(Dataset records)

START

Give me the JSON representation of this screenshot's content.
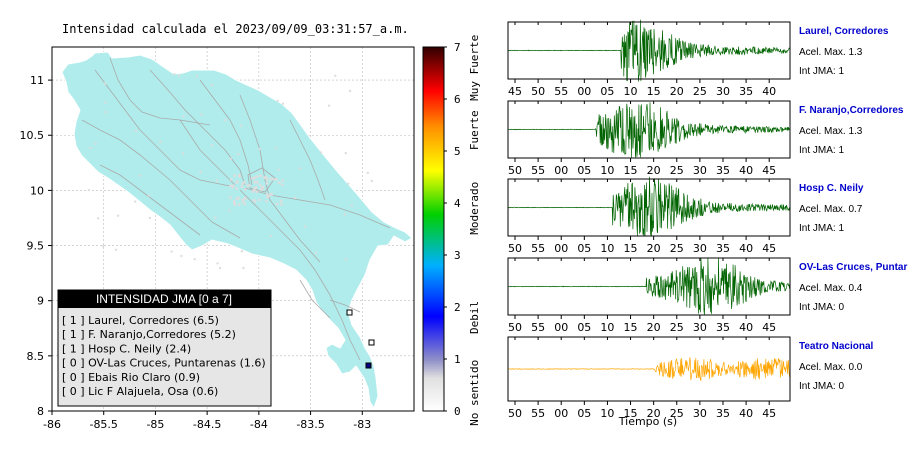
{
  "map": {
    "title": "Intensidad calculada el 2023/09/09_03:31:57_a.m.",
    "x_ticks": [
      "-86",
      "-85.5",
      "-85",
      "-84.5",
      "-84",
      "-83.5",
      "-83"
    ],
    "y_ticks": [
      "11",
      "10.5",
      "10",
      "9.5",
      "9",
      "8.5",
      "8"
    ],
    "x_values": [
      -86,
      -85.5,
      -85,
      -84.5,
      -84,
      -83.5,
      -83
    ],
    "y_values": [
      11,
      10.5,
      10,
      9.5,
      9,
      8.5,
      8
    ],
    "xlim": [
      -86,
      -82.5
    ],
    "ylim": [
      8,
      11.3
    ],
    "land_color": "#b0ecec",
    "road_color": "#aaaaaa",
    "legend": {
      "title": "INTENSIDAD JMA [0 a 7]",
      "entries": [
        "[ 1 ]  Laurel, Corredores (6.5)",
        "[ 1 ]  F. Naranjo,Corredores (5.2)",
        "[ 1 ]  Hosp C. Neily (2.4)",
        "[ 0 ]  OV-Las Cruces, Puntarenas (1.6)",
        "[ 0 ]  Ebais Rio Claro (0.9)",
        "[ 0 ]  Lic F Alajuela, Osa (0.6)"
      ]
    }
  },
  "colorbar": {
    "tick_labels": [
      "0",
      "1",
      "2",
      "3",
      "4",
      "5",
      "6",
      "7"
    ],
    "category_labels": [
      "No sentido",
      "Debil",
      "Moderado",
      "Fuerte",
      "Muy Fuerte"
    ],
    "colors": [
      "#ffffff",
      "#8080d0",
      "#0000ff",
      "#00c0ff",
      "#00e000",
      "#ffff00",
      "#ff8000",
      "#ff0000",
      "#200000"
    ]
  },
  "seismograms": {
    "xlabel": "Tiempo (s)",
    "panels": [
      {
        "name": "Laurel, Corredores",
        "accel": "Acel. Max. 1.3",
        "jma": "Int JMA: 1",
        "color": "#006400",
        "ticks": [
          "45",
          "50",
          "55",
          "00",
          "05",
          "10",
          "15",
          "20",
          "25",
          "30",
          "35",
          "40"
        ],
        "onset": 0.4,
        "peak": 0.45
      },
      {
        "name": "F. Naranjo,Corredores",
        "accel": "Acel. Max. 1.3",
        "jma": "Int JMA: 1",
        "color": "#006400",
        "ticks": [
          "50",
          "55",
          "00",
          "05",
          "10",
          "15",
          "20",
          "25",
          "30",
          "35",
          "40",
          "45"
        ],
        "onset": 0.31,
        "peak": 0.46
      },
      {
        "name": "Hosp C. Neily",
        "accel": "Acel. Max. 0.7",
        "jma": "Int JMA: 1",
        "color": "#006400",
        "ticks": [
          "50",
          "55",
          "00",
          "05",
          "10",
          "15",
          "20",
          "25",
          "30",
          "35",
          "40",
          "45"
        ],
        "onset": 0.37,
        "peak": 0.5
      },
      {
        "name": "OV-Las Cruces, Puntar",
        "accel": "Acel. Max. 0.4",
        "jma": "Int JMA: 0",
        "color": "#006400",
        "ticks": [
          "50",
          "55",
          "00",
          "05",
          "10",
          "15",
          "20",
          "25",
          "30",
          "35",
          "40",
          "45"
        ],
        "onset": 0.49,
        "peak": 0.72
      },
      {
        "name": "Teatro Nacional",
        "accel": "Acel. Max. 0.0",
        "jma": "Int JMA: 0",
        "color": "#ffa500",
        "ticks": [
          "50",
          "55",
          "00",
          "05",
          "10",
          "15",
          "20",
          "25",
          "30",
          "35",
          "40",
          "45"
        ],
        "onset": 0.52,
        "peak": 0.7
      }
    ]
  }
}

END

◆ What is required: Copy out every line with the word "Laurel".

◆ The answer:
        "[ 1 ]  Laurel, Corredores (6.5)",
        "name": "Laurel, Corredores",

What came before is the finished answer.